---------- Given passage

So Why do we feel envy?
Envy is like most of our other emotions, it comes from within and causes lot of unhappiness and resentment. It’s important to remember, though, that you don’t feel envy when as much when someone achieves great success in a different life pursuit. But you feel envy when someone who is of roughly the same background, abilities, age, location, life situation or achieves something similar to your goal in your field of choice. When you compare yourself to others, you mostly compare in extrinsic qualities or things like fame, status or wealth rather than intrinsic values like meaning or purpose. This is the reason, your initial response will often be one of envy when you compare. Being surpassed by another’s ability makes you feel insecure about your concept of who you are.
Also, when you are constantly exposed to stories of success which makes them seem so close within your reach. This makes you crave for the same opportunities and achievement they appear to have. Feelings of envy also arise when someone achieves something that you have always wanted to achieve, or when someone you don’t like succeeds or when someone manages to get something and you think that he or she doesn’t deserve it.
Why is envy harmful to your productivity?
“Our envy always lasts longer than the happiness of those we envy.” – Franois de la Rochefoucauld
Even though enviousness makes you lead your life in constant hope to have more. It can never lead to better outcomes like the way you can with intrinsic motivation.
Envying others and worrying about others’ successes will make you blind to your own potential, strengths and to the weaknesses of rivals. Sometimes, we make ourselves feel better by belittling the accomplishments of the person we resent and tend to distance and disconnect ourselves. Such envious emotions leads to missed opportunities, unproductive behaviour and professional inefficiency. Ignoring other people’s ideas or dismissing the value of others’ qualities due to envy makes it difficult for you to learn and collaborate.
Envy also increases your insecurity, self-doubt, and lowers your self-esteem. Most of all, when you become so fixated on envy, you start to neglect or sabotage your own efforts or performance. When others successes bother you, you become ruminative and lose focus on your priorities. Envy interferes with your ability to think and act and instead of working on attaining what is important to you, it focuses your energy on what you lack.
Envious feelings are difficult to manage if you try to conceal and deny as the repressed feelings inevitably surface. Also with envy, the gap is between what you have and what the other person has or it may be that the other has something you want to have but don’t have thereby making you feel of inferior.
So, How to deal with your envy constructively?
You can recognise your potentially, destructive thoughts and behaviours by being honest with yourself when you feel envy and try to respond to it constructively. Instead of allowing the emotion to linger and derail, you can try and interpret it as a signal for what it is and what is that you actually want to achieve and can turn them into more positive and productive ones to set and achieve your goals. Envy is mostly about relative status compared with someone else’s, hence you need to know how to transform your envy to help you achieve what you want. And also freeing yourself from the control of envy liberates you from unrealistic and counterproductive desires. And you can make progress in the areas you want to grow.
Here are few ways to deal with your envy in a more productive and positive manner.

--------------------
---------- Provided material

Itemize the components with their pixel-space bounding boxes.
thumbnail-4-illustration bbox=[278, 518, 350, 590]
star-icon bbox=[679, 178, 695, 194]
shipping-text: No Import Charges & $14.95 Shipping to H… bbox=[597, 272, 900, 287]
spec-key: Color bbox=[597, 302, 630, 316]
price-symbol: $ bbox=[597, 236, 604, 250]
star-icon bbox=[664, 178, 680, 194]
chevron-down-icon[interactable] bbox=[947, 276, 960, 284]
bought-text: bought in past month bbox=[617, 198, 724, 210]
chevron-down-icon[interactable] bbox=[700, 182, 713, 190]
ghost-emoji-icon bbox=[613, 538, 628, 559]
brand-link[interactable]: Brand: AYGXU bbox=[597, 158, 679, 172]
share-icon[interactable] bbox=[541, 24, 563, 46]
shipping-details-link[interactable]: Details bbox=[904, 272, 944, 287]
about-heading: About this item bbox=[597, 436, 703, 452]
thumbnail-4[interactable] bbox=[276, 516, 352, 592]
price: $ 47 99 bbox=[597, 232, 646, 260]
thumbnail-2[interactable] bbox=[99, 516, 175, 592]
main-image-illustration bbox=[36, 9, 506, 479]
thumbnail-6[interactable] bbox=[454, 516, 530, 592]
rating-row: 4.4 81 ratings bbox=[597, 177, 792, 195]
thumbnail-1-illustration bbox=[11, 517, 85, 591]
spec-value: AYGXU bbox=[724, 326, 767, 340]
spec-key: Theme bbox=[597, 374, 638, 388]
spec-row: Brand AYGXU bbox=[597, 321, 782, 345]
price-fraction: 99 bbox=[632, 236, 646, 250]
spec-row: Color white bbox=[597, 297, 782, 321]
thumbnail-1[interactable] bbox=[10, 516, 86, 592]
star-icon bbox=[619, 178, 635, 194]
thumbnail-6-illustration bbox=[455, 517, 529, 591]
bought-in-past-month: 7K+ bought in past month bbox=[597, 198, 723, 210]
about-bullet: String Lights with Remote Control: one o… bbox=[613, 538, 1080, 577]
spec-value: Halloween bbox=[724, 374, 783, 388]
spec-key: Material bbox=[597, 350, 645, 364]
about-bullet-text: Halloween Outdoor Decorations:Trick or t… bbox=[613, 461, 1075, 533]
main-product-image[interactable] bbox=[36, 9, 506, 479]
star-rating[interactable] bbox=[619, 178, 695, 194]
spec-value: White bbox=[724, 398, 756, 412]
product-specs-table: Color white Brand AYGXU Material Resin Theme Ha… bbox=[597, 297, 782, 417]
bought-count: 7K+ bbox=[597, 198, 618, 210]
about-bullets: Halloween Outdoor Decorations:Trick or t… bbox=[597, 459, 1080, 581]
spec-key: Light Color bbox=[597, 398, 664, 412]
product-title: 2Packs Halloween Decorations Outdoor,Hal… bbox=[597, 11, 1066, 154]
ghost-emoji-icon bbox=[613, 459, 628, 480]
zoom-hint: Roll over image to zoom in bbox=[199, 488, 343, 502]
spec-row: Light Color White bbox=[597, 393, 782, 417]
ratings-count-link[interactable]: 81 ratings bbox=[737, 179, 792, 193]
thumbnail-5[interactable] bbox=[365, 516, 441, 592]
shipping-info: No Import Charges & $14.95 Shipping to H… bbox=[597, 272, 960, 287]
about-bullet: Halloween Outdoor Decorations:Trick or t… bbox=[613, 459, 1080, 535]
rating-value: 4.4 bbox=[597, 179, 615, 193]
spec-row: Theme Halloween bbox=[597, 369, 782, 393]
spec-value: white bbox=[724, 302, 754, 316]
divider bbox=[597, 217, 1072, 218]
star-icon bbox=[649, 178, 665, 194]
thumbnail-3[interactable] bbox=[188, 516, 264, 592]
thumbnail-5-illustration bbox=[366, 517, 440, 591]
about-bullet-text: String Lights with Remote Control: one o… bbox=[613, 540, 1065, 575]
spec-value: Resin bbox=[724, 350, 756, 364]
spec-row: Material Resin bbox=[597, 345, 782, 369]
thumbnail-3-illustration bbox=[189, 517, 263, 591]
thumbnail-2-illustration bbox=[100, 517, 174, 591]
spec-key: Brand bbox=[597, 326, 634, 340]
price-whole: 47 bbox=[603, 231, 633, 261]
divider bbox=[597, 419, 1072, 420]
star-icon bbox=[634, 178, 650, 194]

--------------------

> [What to do]:
Edit the envy passage, beginning at the words "Envious feelings are" and stopping after "your envy constructively?", with "repressed feelings" replaced by "suppressed emotions".

> [Result of this exercise]:
Envious feelings are difficult to manage if you try to conceal and deny as the suppressed emotions inevitably surface. Also with envy, the gap is between what you have and what the other person has or it may be that the other has something you want to have but don’t have thereby making you feel of inferior.
So, How to deal with your envy constructively?